- TASK BRIEF -
Take each line containing "animi" and report it exactly as written.

- GIVEN DATA -
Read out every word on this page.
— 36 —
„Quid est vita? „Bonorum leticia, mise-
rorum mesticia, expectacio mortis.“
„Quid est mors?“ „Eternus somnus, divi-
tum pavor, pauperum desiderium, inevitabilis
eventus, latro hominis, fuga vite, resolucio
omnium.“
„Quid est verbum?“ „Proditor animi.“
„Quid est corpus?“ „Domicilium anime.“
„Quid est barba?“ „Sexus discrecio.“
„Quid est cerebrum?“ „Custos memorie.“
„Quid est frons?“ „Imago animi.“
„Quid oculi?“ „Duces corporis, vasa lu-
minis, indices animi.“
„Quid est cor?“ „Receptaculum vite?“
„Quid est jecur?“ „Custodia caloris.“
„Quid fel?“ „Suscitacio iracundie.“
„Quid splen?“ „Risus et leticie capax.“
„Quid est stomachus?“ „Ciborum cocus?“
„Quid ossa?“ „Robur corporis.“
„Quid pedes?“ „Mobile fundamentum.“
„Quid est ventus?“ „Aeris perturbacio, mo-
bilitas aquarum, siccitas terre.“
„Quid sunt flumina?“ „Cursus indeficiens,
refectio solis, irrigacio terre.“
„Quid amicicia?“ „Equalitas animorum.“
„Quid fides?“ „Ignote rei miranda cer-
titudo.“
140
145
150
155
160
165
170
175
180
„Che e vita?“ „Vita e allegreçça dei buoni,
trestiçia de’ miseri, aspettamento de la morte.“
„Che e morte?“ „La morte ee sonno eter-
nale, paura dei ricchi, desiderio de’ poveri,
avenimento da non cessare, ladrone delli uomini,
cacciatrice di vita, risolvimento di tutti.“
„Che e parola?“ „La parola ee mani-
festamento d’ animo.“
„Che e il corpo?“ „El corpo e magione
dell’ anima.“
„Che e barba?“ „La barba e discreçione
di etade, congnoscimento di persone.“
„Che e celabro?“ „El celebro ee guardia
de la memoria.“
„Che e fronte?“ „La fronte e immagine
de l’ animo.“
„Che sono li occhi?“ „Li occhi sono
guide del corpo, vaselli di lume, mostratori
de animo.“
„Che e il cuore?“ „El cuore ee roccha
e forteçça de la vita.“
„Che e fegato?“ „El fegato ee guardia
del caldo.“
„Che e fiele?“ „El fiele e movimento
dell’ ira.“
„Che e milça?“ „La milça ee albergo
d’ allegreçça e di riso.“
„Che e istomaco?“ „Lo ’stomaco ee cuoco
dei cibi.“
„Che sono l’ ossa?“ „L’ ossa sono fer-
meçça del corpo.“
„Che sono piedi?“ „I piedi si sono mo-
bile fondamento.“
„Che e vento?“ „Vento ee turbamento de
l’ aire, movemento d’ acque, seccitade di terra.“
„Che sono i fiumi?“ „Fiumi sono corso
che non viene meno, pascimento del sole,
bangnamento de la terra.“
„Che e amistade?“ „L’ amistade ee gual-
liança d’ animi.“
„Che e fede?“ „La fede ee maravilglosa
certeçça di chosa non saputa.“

- RESPONSE BELOW -
„Quid est verbum?“ „Proditor animi.“
„Quid est frons?“ „Imago animi.“
minis, indices animi.“
liança d’ animi.“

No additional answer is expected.